To do:
Where the word "photo" occurs in a line, return that line.

Records to process:
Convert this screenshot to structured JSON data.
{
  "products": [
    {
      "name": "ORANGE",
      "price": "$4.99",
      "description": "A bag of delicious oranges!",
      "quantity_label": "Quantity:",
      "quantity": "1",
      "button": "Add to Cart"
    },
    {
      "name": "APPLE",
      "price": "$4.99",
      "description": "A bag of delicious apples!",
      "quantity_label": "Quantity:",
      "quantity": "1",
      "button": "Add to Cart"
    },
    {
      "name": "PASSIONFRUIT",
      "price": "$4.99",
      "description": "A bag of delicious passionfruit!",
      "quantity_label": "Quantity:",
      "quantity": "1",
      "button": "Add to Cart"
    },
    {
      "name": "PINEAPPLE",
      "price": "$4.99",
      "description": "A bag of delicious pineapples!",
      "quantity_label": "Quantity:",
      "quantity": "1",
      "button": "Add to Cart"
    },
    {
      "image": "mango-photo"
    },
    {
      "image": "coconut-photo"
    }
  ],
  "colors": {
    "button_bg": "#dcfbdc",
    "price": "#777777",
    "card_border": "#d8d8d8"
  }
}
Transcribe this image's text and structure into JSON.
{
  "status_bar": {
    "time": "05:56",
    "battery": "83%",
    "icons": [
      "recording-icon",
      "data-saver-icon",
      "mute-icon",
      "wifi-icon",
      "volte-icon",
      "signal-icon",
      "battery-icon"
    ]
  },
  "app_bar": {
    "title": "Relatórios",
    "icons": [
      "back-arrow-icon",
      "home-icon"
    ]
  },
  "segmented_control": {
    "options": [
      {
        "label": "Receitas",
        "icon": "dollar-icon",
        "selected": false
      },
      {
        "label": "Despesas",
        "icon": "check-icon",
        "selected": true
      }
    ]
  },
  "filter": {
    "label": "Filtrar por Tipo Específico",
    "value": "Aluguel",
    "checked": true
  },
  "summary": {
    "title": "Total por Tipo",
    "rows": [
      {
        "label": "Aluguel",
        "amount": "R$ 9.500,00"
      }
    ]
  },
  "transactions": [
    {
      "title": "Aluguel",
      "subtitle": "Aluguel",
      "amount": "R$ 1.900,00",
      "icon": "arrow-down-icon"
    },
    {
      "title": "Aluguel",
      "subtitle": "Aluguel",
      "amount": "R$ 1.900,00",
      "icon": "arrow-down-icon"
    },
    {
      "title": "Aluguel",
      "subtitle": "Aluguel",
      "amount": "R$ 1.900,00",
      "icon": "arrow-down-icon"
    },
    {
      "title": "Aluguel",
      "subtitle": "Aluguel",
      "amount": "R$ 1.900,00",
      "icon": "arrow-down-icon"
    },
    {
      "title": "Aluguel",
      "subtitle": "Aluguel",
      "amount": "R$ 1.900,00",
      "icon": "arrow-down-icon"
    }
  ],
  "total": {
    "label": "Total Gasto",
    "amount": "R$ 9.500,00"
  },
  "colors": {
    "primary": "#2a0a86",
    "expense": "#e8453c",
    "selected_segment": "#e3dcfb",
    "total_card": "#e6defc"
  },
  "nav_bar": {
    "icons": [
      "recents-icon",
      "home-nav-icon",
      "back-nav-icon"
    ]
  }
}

Complete answer:
      "image": "mango-photo"
      "image": "coconut-photo"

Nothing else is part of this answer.